- _Your instructions_:
Each entry below must be repeated exactly, with pictures left out.

* Start *

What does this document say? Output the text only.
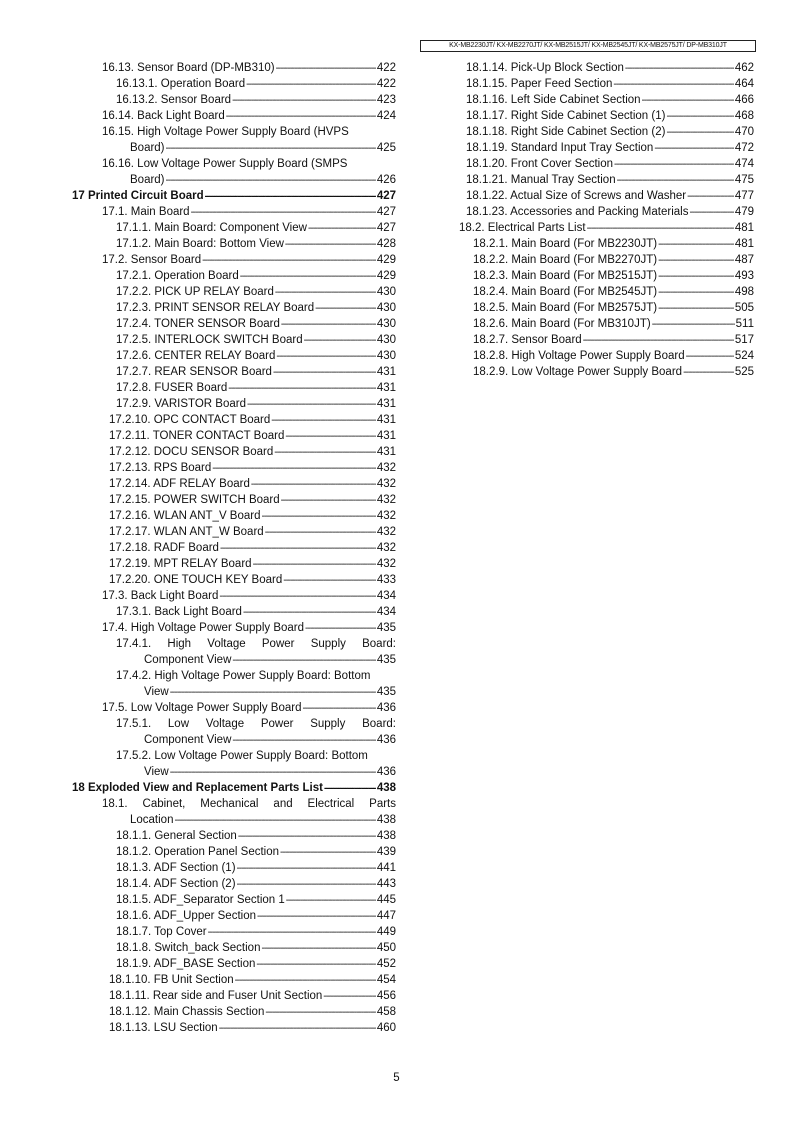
KX-MB2230JT/ KX-MB2270JT/ KX-MB2515JT/ KX-MB2545JT/ KX-MB2575JT/ DP-MB310JT
16.13. Sensor Board (DP-MB310) -----	422
16.13.1. Operation Board -----	422
16.13.2. Sensor Board -----	423
16.14. Back Light Board -----	424
16.15. High Voltage Power Supply Board (HVPS
Board) -----	425
16.16. Low Voltage Power Supply Board (SMPS
Board) -----	426
17 Printed Circuit Board -----	427
17.1. Main Board -----	427
17.1.1. Main Board: Component View -----	427
17.1.2. Main Board: Bottom View -----	428
17.2. Sensor Board -----	429
17.2.1. Operation Board -----	429
17.2.2. PICK UP RELAY Board -----	430
17.2.3. PRINT SENSOR RELAY Board -----	430
17.2.4. TONER SENSOR Board -----	430
17.2.5. INTERLOCK SWITCH Board -----	430
17.2.6. CENTER RELAY Board -----	430
17.2.7. REAR SENSOR Board -----	431
17.2.8. FUSER Board -----	431
17.2.9. VARISTOR Board -----	431
17.2.10. OPC CONTACT Board -----	431
17.2.11. TONER CONTACT Board -----	431
17.2.12. DOCU SENSOR Board -----	431
17.2.13. RPS Board -----	432
17.2.14. ADF RELAY Board -----	432
17.2.15. POWER SWITCH Board -----	432
17.2.16. WLAN ANT_V Board -----	432
17.2.17. WLAN ANT_W Board -----	432
17.2.18. RADF Board -----	432
17.2.19. MPT RELAY Board -----	432
17.2.20. ONE TOUCH KEY Board -----	433
17.3. Back Light Board -----	434
17.3.1. Back Light Board -----	434
17.4. High Voltage Power Supply Board -----	435
17.4.1. High Voltage Power Supply Board:
Component View -----	435
17.4.2. High Voltage Power Supply Board: Bottom
View -----	435
17.5. Low Voltage Power Supply Board -----	436
17.5.1. Low Voltage Power Supply Board:
Component View -----	436
17.5.2. Low Voltage Power Supply Board: Bottom
View -----	436
18 Exploded View and Replacement Parts List -----	438
18.1. Cabinet, Mechanical and Electrical Parts
Location -----	438
18.1.1. General Section -----	438
18.1.2. Operation Panel Section -----	439
18.1.3. ADF Section (1) -----	441
18.1.4. ADF Section (2) -----	443
18.1.5. ADF_Separator Section 1 -----	445
18.1.6. ADF_Upper Section -----	447
18.1.7. Top Cover -----	449
18.1.8. Switch_back Section -----	450
18.1.9. ADF_BASE Section -----	452
18.1.10. FB Unit Section -----	454
18.1.11. Rear side and Fuser Unit Section -----	456
18.1.12. Main Chassis Section -----	458
18.1.13. LSU Section -----	460
18.1.14. Pick-Up Block Section -----	462
18.1.15. Paper Feed Section -----	464
18.1.16. Left Side Cabinet Section -----	466
18.1.17. Right Side Cabinet Section (1) -----	468
18.1.18. Right Side Cabinet Section (2) -----	470
18.1.19. Standard Input Tray Section -----	472
18.1.20. Front Cover Section -----	474
18.1.21. Manual Tray Section -----	475
18.1.22. Actual Size of Screws and Washer -----	477
18.1.23. Accessories and Packing Materials -----	479
18.2. Electrical Parts List -----	481
18.2.1. Main Board (For MB2230JT) -----	481
18.2.2. Main Board (For MB2270JT) -----	487
18.2.3. Main Board (For MB2515JT) -----	493
18.2.4. Main Board (For MB2545JT) -----	498
18.2.5. Main Board (For MB2575JT) -----	505
18.2.6. Main Board (For MB310JT) -----	511
18.2.7. Sensor Board -----	517
18.2.8. High Voltage Power Supply Board -----	524
18.2.9. Low Voltage Power Supply Board -----	525
5
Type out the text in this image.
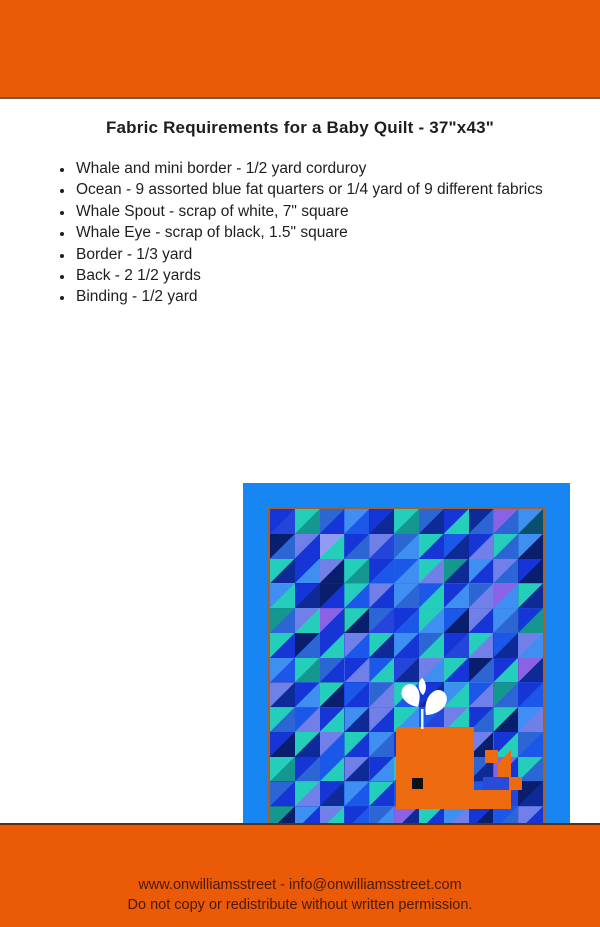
Fabric Requirements for a Baby Quilt - 37"x43"
• Whale and mini border - 1/2 yard corduroy
• Ocean - 9 assorted blue fat quarters or 1/4 yard of 9 different fabrics
• Whale Spout - scrap of white, 7" square
• Whale Eye - scrap of black, 1.5" square
• Border - 1/3 yard
• Back - 2 1/2 yards
• Binding - 1/2 yard
www.onwilliamsstreet - info@onwilliamsstreet.com
Do not copy or redistribute without written permission.
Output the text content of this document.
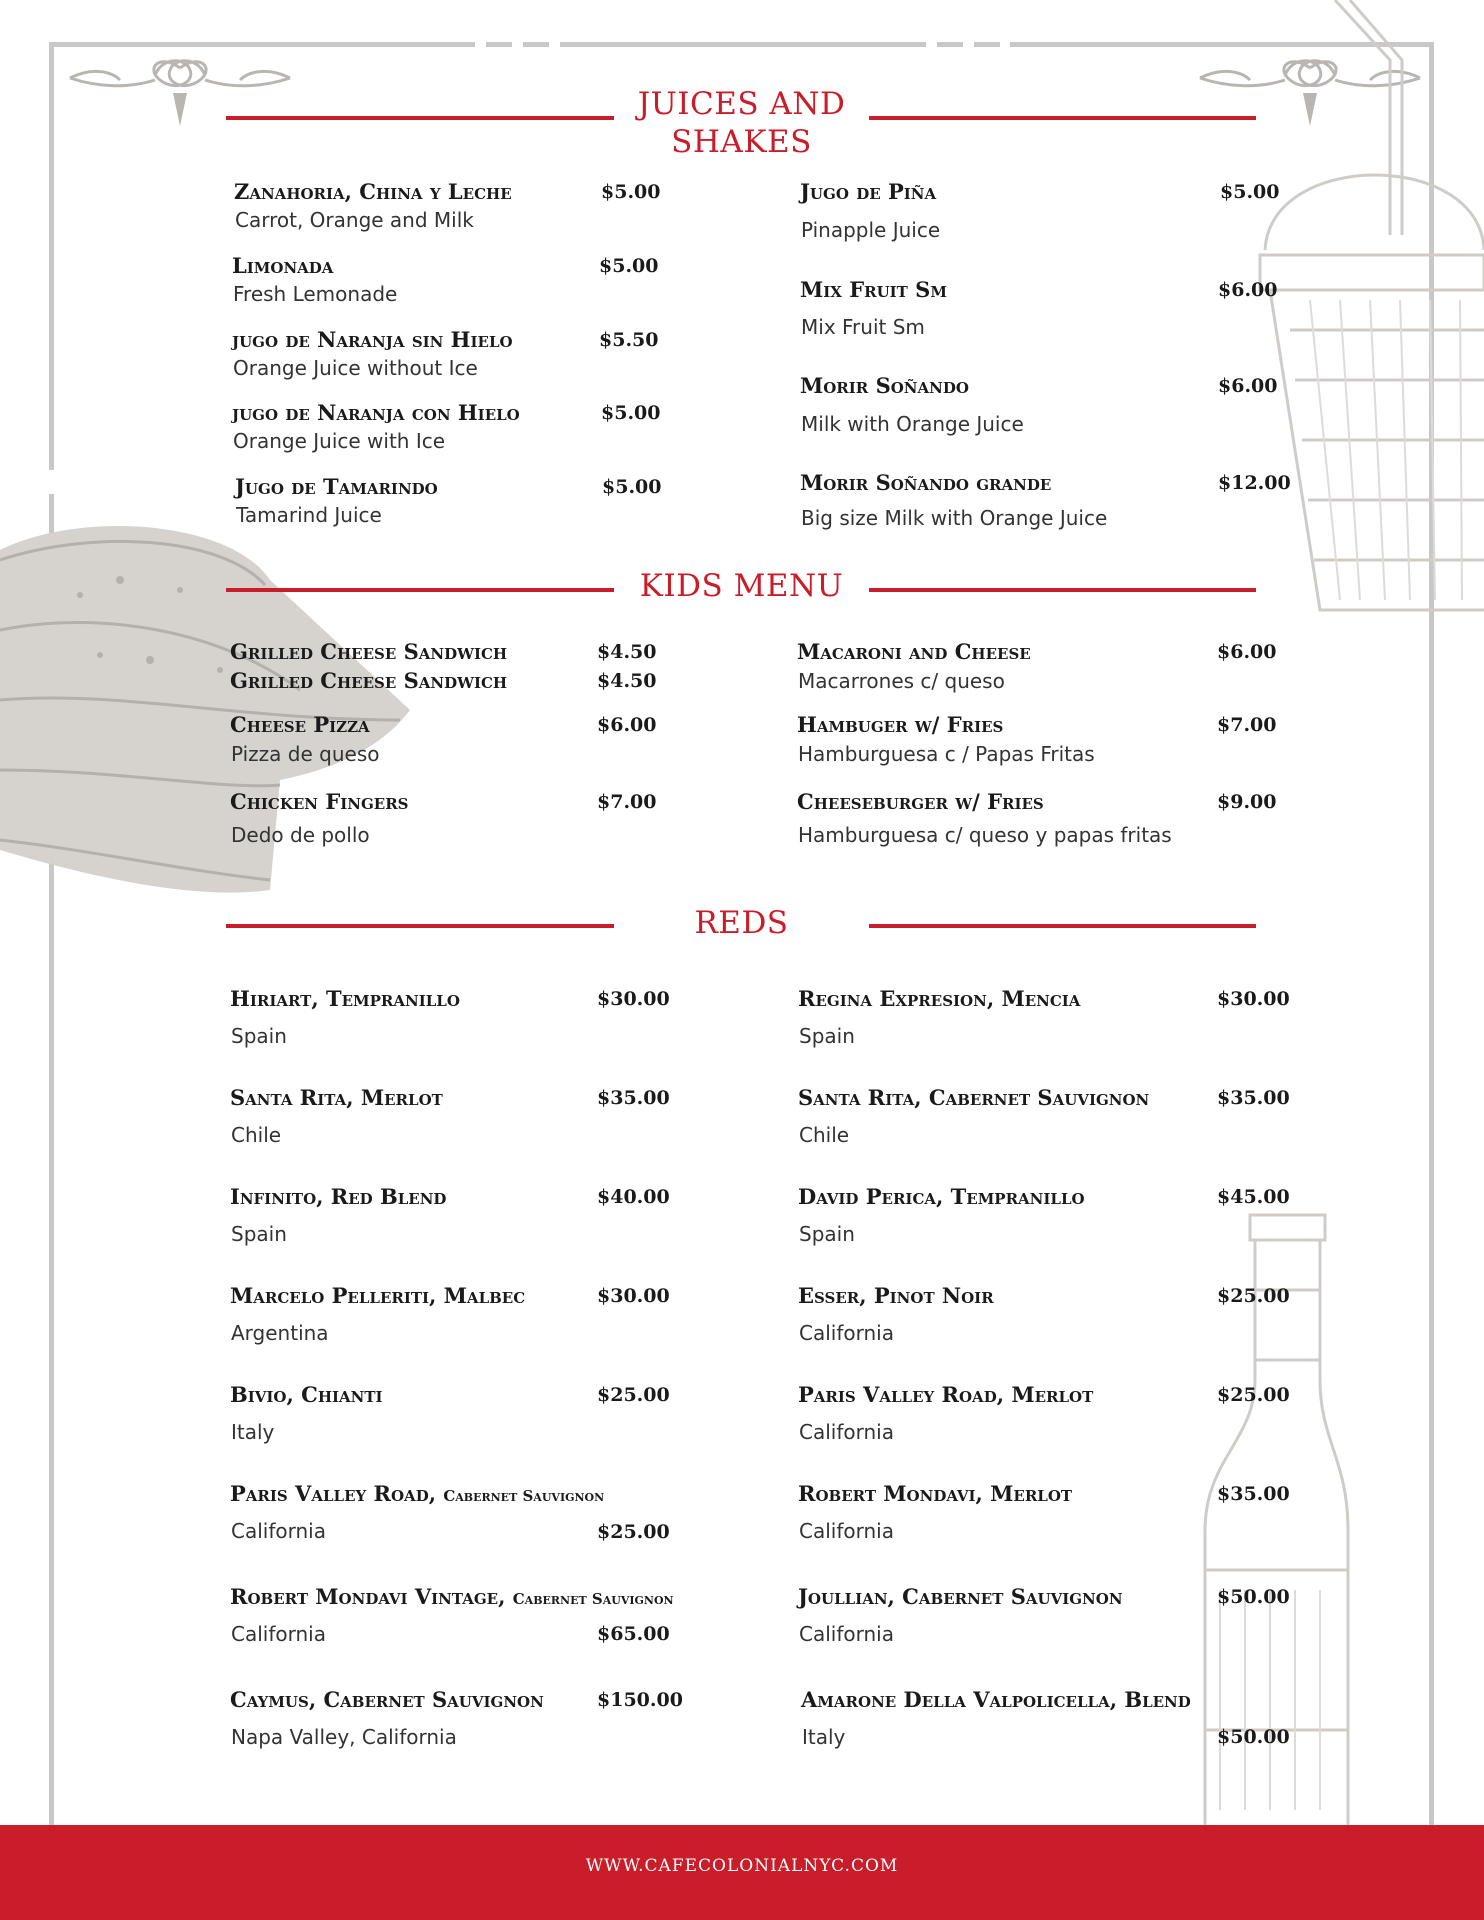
JUICES AND SHAKES
Zanahoria, China y Leche	$5.00
Carrot, Orange and Milk
Limonada	$5.00
Fresh Lemonade
jugo de Naranja sin Hielo	$5.50
Orange Juice without Ice
jugo de Naranja con Hielo	$5.00
Orange Juice with Ice
Jugo de Tamarindo	$5.00
Tamarind Juice
Jugo de Piña	$5.00
Pinapple Juice
Mix Fruit Sm	$6.00
Mix Fruit Sm
Morir Soñando	$6.00
Milk with Orange Juice
Morir Soñando grande	$12.00
Big size Milk with Orange Juice
KIDS MENU
Grilled Cheese Sandwich	$4.50
Grilled Cheese Sandwich	$4.50
Cheese Pizza	$6.00
Pizza de queso
Chicken Fingers	$7.00
Dedo de pollo
Macaroni and Cheese	$6.00
Macarrones c/ queso
Hambuger w/ Fries	$7.00
Hamburguesa c / Papas Fritas
Cheeseburger w/ Fries	$9.00
Hamburguesa c/ queso y papas fritas
REDS
Hiriart, Tempranillo	$30.00
Spain
Santa Rita, Merlot	$35.00
Chile
Infinito, Red Blend	$40.00
Spain
Marcelo Pelleriti, Malbec	$30.00
Argentina
Bivio, Chianti	$25.00
Italy
Paris Valley Road, Cabernet Sauvignon
$25.00
California
Robert Mondavi Vintage, Cabernet Sauvignon
$65.00
California
Caymus, Cabernet Sauvignon	$150.00
Napa Valley, California
Regina Expresion, Mencia	$30.00
Spain
Santa Rita, Cabernet Sauvignon	$35.00
Chile
David Perica, Tempranillo	$45.00
Spain
Esser, Pinot Noir	$25.00
California
Paris Valley Road, Merlot	$25.00
California
Robert Mondavi, Merlot	$35.00
California
Joullian, Cabernet Sauvignon	$50.00
California
Amarone Della Valpolicella, Blend
$50.00
Italy
WWW.CAFECOLONIALNYC.COM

* End *

- _Written response_:
What does this document say? Output the text only.
KX-MB2230JT/ KX-MB2270JT/ KX-MB2515JT/ KX-MB2545JT/ KX-MB2575JT/ DP-MB310JT
16.13. Sensor Board (DP-MB310) -----	422
16.13.1. Operation Board -----	422
16.13.2. Sensor Board -----	423
16.14. Back Light Board -----	424
16.15. High Voltage Power Supply Board (HVPS
Board) -----	425
16.16. Low Voltage Power Supply Board (SMPS
Board) -----	426
17 Printed Circuit Board -----	427
17.1. Main Board -----	427
17.1.1. Main Board: Component View -----	427
17.1.2. Main Board: Bottom View -----	428
17.2. Sensor Board -----	429
17.2.1. Operation Board -----	429
17.2.2. PICK UP RELAY Board -----	430
17.2.3. PRINT SENSOR RELAY Board -----	430
17.2.4. TONER SENSOR Board -----	430
17.2.5. INTERLOCK SWITCH Board -----	430
17.2.6. CENTER RELAY Board -----	430
17.2.7. REAR SENSOR Board -----	431
17.2.8. FUSER Board -----	431
17.2.9. VARISTOR Board -----	431
17.2.10. OPC CONTACT Board -----	431
17.2.11. TONER CONTACT Board -----	431
17.2.12. DOCU SENSOR Board -----	431
17.2.13. RPS Board -----	432
17.2.14. ADF RELAY Board -----	432
17.2.15. POWER SWITCH Board -----	432
17.2.16. WLAN ANT_V Board -----	432
17.2.17. WLAN ANT_W Board -----	432
17.2.18. RADF Board -----	432
17.2.19. MPT RELAY Board -----	432
17.2.20. ONE TOUCH KEY Board -----	433
17.3. Back Light Board -----	434
17.3.1. Back Light Board -----	434
17.4. High Voltage Power Supply Board -----	435
17.4.1. High Voltage Power Supply Board:
Component View -----	435
17.4.2. High Voltage Power Supply Board: Bottom
View -----	435
17.5. Low Voltage Power Supply Board -----	436
17.5.1. Low Voltage Power Supply Board:
Component View -----	436
17.5.2. Low Voltage Power Supply Board: Bottom
View -----	436
18 Exploded View and Replacement Parts List -----	438
18.1. Cabinet, Mechanical and Electrical Parts
Location -----	438
18.1.1. General Section -----	438
18.1.2. Operation Panel Section -----	439
18.1.3. ADF Section (1) -----	441
18.1.4. ADF Section (2) -----	443
18.1.5. ADF_Separator Section 1 -----	445
18.1.6. ADF_Upper Section -----	447
18.1.7. Top Cover -----	449
18.1.8. Switch_back Section -----	450
18.1.9. ADF_BASE Section -----	452
18.1.10. FB Unit Section -----	454
18.1.11. Rear side and Fuser Unit Section -----	456
18.1.12. Main Chassis Section -----	458
18.1.13. LSU Section -----	460
18.1.14. Pick-Up Block Section -----	462
18.1.15. Paper Feed Section -----	464
18.1.16. Left Side Cabinet Section -----	466
18.1.17. Right Side Cabinet Section (1) -----	468
18.1.18. Right Side Cabinet Section (2) -----	470
18.1.19. Standard Input Tray Section -----	472
18.1.20. Front Cover Section -----	474
18.1.21. Manual Tray Section -----	475
18.1.22. Actual Size of Screws and Washer -----	477
18.1.23. Accessories and Packing Materials -----	479
18.2. Electrical Parts List -----	481
18.2.1. Main Board (For MB2230JT) -----	481
18.2.2. Main Board (For MB2270JT) -----	487
18.2.3. Main Board (For MB2515JT) -----	493
18.2.4. Main Board (For MB2545JT) -----	498
18.2.5. Main Board (For MB2575JT) -----	505
18.2.6. Main Board (For MB310JT) -----	511
18.2.7. Sensor Board -----	517
18.2.8. High Voltage Power Supply Board -----	524
18.2.9. Low Voltage Power Supply Board -----	525
5
Type out the text in this image.
Fabric Requirements for a Baby Quilt - 37"x43"
• Whale and mini border - 1/2 yard corduroy
• Ocean - 9 assorted blue fat quarters or 1/4 yard of 9 different fabrics
• Whale Spout - scrap of white, 7" square
• Whale Eye - scrap of black, 1.5" square
• Border - 1/3 yard
• Back - 2 1/2 yards
• Binding - 1/2 yard
www.onwilliamsstreet - info@onwilliamsstreet.com
Do not copy or redistribute without written permission.
Output the text content of this document.
JUICES AND SHAKES
Zanahoria, China y Leche	$5.00
Carrot, Orange and Milk
Limonada	$5.00
Fresh Lemonade
jugo de Naranja sin Hielo	$5.50
Orange Juice without Ice
jugo de Naranja con Hielo	$5.00
Orange Juice with Ice
Jugo de Tamarindo	$5.00
Tamarind Juice
Jugo de Piña	$5.00
Pinapple Juice
Mix Fruit Sm	$6.00
Mix Fruit Sm
Morir Soñando	$6.00
Milk with Orange Juice
Morir Soñando grande	$12.00
Big size Milk with Orange Juice
KIDS MENU
Grilled Cheese Sandwich	$4.50
Grilled Cheese Sandwich	$4.50
Cheese Pizza	$6.00
Pizza de queso
Chicken Fingers	$7.00
Dedo de pollo
Macaroni and Cheese	$6.00
Macarrones c/ queso
Hambuger w/ Fries	$7.00
Hamburguesa c / Papas Fritas
Cheeseburger w/ Fries	$9.00
Hamburguesa c/ queso y papas fritas
REDS
Hiriart, Tempranillo	$30.00
Spain
Santa Rita, Merlot	$35.00
Chile
Infinito, Red Blend	$40.00
Spain
Marcelo Pelleriti, Malbec	$30.00
Argentina
Bivio, Chianti	$25.00
Italy
Paris Valley Road, Cabernet Sauvignon
$25.00
California
Robert Mondavi Vintage, Cabernet Sauvignon
$65.00
California
Caymus, Cabernet Sauvignon	$150.00
Napa Valley, California
Regina Expresion, Mencia	$30.00
Spain
Santa Rita, Cabernet Sauvignon	$35.00
Chile
David Perica, Tempranillo	$45.00
Spain
Esser, Pinot Noir	$25.00
California
Paris Valley Road, Merlot	$25.00
California
Robert Mondavi, Merlot	$35.00
California
Joullian, Cabernet Sauvignon	$50.00
California
Amarone Della Valpolicella, Blend
$50.00
Italy
WWW.CAFECOLONIALNYC.COM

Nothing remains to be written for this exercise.